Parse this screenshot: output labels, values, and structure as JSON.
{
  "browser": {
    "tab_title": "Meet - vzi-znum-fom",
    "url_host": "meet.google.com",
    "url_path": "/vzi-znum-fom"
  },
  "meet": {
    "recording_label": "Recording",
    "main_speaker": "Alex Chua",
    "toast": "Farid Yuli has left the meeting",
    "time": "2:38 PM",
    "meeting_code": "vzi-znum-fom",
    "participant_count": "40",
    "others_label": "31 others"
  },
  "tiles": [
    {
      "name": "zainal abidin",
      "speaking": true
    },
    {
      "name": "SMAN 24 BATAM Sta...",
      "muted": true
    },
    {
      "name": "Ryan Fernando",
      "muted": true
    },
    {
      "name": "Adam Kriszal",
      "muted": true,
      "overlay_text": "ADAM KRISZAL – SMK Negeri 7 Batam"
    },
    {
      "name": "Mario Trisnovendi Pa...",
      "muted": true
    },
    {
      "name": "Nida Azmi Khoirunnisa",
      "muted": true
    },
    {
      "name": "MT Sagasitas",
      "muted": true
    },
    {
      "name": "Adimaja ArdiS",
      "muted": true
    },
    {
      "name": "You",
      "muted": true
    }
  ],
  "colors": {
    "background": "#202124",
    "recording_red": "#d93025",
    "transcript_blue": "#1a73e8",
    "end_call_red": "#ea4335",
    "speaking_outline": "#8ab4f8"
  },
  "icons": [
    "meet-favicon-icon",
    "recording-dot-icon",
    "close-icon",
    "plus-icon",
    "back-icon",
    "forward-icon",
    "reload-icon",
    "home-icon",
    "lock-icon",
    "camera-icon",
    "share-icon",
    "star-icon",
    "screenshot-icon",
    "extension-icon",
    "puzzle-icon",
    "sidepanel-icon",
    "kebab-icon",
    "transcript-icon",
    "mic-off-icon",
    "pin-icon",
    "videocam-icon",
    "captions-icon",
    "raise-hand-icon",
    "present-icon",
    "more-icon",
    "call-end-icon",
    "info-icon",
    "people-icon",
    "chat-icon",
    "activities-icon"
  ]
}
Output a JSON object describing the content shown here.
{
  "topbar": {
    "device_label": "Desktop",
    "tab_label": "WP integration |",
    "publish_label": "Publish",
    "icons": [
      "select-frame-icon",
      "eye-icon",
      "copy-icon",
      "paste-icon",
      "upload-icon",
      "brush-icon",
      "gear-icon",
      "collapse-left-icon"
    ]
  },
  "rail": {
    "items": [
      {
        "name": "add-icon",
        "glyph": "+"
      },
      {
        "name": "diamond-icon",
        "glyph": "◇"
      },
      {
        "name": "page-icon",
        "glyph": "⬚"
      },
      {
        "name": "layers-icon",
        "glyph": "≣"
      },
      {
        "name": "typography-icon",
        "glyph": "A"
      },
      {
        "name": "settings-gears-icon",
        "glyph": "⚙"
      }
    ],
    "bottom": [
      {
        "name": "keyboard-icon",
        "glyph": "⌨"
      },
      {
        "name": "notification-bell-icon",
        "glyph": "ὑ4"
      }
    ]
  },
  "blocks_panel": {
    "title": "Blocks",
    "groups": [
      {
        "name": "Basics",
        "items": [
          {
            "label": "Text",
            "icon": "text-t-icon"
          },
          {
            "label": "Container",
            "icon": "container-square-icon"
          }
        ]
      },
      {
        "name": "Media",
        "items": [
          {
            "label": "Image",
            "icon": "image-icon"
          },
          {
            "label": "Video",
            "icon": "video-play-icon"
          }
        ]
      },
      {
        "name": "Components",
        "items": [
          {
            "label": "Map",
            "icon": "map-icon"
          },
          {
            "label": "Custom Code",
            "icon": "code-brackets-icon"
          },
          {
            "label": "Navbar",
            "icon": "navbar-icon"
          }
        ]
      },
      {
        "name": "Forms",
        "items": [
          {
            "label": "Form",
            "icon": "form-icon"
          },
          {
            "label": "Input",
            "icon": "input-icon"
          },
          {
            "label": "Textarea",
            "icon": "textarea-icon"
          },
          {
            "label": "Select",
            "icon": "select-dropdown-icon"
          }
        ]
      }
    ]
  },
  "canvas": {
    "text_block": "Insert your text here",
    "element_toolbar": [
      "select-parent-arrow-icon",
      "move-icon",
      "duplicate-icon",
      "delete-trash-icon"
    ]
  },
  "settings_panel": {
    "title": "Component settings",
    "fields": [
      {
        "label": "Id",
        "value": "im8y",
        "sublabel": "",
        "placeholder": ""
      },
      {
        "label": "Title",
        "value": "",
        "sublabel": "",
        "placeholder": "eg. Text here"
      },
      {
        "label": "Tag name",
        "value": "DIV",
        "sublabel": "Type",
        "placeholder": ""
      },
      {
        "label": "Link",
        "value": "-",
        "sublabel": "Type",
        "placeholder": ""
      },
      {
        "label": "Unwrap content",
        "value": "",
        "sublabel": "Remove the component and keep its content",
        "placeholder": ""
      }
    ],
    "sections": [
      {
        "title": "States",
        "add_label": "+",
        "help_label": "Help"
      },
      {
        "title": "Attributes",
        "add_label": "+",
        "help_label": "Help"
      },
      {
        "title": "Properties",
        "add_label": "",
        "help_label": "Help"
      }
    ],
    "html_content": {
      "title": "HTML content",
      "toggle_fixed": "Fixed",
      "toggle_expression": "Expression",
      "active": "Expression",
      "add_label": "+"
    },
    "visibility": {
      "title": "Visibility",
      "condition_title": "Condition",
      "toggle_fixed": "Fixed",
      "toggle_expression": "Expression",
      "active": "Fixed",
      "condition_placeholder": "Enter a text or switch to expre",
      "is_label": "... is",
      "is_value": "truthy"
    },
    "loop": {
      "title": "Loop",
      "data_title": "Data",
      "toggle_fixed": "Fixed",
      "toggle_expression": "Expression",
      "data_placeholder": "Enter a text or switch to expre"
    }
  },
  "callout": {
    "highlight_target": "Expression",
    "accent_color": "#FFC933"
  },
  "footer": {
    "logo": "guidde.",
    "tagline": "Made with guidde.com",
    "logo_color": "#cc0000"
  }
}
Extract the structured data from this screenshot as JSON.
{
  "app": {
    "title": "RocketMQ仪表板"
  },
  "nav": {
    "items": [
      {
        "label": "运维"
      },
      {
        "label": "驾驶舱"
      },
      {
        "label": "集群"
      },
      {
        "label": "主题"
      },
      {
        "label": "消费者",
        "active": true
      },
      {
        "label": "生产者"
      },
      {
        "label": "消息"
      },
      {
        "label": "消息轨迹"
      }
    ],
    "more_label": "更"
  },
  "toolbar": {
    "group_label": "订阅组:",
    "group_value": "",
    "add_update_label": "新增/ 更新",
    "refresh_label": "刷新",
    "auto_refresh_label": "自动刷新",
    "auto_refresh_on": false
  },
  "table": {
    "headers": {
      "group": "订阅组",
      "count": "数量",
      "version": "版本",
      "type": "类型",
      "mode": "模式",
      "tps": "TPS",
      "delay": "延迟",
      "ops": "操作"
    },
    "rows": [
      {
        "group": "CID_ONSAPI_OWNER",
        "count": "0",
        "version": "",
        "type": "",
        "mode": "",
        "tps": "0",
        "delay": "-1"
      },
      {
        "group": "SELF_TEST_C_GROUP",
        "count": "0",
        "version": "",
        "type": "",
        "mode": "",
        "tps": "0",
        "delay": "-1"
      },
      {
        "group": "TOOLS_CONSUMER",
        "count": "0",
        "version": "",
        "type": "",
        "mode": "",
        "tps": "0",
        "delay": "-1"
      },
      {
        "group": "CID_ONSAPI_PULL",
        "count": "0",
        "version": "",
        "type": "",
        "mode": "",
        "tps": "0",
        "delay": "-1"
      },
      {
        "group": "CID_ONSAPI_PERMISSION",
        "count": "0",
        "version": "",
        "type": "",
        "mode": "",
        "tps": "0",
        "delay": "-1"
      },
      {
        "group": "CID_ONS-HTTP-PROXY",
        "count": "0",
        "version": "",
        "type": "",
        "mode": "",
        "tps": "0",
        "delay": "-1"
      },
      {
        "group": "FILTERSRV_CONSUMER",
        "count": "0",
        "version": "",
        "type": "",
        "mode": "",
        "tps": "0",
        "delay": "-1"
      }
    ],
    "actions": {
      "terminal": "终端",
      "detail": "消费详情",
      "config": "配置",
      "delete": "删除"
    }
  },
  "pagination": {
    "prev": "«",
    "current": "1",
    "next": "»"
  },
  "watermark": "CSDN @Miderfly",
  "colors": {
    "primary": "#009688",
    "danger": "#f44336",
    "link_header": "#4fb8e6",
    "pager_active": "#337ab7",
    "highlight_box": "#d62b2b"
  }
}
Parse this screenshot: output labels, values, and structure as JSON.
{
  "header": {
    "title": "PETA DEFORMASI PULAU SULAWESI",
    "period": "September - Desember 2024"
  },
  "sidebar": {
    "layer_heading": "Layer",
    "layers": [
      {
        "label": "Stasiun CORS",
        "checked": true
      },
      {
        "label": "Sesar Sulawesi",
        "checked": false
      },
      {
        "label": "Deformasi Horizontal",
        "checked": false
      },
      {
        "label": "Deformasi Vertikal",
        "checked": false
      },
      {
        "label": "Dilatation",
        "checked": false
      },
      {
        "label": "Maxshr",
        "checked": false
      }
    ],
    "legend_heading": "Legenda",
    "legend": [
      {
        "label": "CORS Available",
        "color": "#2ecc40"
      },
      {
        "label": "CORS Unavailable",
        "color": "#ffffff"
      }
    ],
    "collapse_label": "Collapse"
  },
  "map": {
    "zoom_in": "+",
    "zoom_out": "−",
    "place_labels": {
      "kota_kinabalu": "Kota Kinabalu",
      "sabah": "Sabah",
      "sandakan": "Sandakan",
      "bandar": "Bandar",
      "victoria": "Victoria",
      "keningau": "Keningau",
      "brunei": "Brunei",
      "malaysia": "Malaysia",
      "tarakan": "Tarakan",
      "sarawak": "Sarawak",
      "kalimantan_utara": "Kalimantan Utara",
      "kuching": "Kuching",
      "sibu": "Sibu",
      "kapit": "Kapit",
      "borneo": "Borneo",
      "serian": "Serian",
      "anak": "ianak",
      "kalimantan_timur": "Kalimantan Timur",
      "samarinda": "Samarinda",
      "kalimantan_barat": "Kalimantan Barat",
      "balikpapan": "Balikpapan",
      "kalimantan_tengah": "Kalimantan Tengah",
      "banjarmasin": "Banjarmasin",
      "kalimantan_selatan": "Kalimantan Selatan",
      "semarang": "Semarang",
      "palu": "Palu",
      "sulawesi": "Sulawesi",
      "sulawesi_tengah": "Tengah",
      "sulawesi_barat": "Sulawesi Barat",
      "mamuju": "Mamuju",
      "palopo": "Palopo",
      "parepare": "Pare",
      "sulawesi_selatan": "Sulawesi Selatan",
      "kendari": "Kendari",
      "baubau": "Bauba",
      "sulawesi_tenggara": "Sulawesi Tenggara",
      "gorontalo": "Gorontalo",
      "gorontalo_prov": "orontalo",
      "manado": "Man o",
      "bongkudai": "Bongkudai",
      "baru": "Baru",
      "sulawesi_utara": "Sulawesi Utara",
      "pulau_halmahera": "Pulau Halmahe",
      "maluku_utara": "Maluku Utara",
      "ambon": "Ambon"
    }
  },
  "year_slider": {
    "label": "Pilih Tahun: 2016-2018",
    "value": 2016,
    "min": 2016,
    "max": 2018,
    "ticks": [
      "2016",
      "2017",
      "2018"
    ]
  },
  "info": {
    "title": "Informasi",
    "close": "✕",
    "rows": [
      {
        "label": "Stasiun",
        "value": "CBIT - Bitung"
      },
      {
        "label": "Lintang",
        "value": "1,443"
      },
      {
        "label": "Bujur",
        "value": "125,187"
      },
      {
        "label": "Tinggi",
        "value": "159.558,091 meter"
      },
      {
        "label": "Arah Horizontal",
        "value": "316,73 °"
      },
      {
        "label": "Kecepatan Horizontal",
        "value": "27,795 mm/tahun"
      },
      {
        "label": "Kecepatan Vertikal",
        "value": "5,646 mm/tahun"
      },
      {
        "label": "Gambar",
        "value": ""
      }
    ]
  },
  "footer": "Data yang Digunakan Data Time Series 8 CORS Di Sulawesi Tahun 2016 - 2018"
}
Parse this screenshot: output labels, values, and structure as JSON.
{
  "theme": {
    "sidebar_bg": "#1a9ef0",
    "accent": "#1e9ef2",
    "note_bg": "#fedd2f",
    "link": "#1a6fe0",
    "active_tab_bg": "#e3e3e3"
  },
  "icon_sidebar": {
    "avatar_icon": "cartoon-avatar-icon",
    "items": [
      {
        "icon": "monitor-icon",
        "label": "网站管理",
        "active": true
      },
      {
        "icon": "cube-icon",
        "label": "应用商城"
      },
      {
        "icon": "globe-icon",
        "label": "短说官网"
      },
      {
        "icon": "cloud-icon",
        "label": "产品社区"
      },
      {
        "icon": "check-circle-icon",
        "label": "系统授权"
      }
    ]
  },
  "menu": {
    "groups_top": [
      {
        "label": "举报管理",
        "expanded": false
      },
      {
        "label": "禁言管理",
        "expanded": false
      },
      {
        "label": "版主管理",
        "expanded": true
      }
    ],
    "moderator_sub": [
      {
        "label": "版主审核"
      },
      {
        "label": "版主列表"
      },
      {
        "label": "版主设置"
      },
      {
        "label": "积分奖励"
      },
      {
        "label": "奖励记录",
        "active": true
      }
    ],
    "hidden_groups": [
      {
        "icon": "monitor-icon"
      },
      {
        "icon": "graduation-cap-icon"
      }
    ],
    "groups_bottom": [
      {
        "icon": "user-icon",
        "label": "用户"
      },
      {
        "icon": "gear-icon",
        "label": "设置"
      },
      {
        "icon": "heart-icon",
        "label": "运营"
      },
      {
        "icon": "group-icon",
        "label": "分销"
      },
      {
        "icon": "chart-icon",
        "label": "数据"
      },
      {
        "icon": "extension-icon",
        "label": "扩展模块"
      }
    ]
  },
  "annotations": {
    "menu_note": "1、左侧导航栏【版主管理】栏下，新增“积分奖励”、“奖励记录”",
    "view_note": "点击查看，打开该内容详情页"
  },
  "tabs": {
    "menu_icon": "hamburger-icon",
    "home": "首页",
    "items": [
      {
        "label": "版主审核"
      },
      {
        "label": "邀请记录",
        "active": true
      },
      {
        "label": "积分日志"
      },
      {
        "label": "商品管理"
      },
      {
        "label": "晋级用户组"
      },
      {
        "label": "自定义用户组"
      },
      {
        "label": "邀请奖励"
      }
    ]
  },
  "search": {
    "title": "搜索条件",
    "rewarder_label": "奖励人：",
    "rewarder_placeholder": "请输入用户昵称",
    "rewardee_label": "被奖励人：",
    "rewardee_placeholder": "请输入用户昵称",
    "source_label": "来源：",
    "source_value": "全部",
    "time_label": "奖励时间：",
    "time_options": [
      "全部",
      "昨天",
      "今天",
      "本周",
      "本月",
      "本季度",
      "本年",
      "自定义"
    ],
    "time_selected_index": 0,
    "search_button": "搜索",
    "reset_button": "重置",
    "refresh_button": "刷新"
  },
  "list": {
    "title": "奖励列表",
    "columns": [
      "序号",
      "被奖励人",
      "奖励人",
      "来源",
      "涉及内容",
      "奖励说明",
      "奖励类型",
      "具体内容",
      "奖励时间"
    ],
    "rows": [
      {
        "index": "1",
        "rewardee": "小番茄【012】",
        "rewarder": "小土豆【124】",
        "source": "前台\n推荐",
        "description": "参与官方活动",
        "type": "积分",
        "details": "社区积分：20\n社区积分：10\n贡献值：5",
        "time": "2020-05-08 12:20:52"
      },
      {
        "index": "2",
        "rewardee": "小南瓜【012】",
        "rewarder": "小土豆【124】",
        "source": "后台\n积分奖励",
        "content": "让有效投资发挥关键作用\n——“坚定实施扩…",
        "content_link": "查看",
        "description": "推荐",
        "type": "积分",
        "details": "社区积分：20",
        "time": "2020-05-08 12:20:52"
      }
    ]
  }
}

---*---

> [OBJECTIVE]: Return all lines of the material above in which the word "Barat" occurs.

> [FINISHED EXERCISE]:
      "kalimantan_barat": "Kalimantan Barat",
      "sulawesi_barat": "Sulawesi Barat",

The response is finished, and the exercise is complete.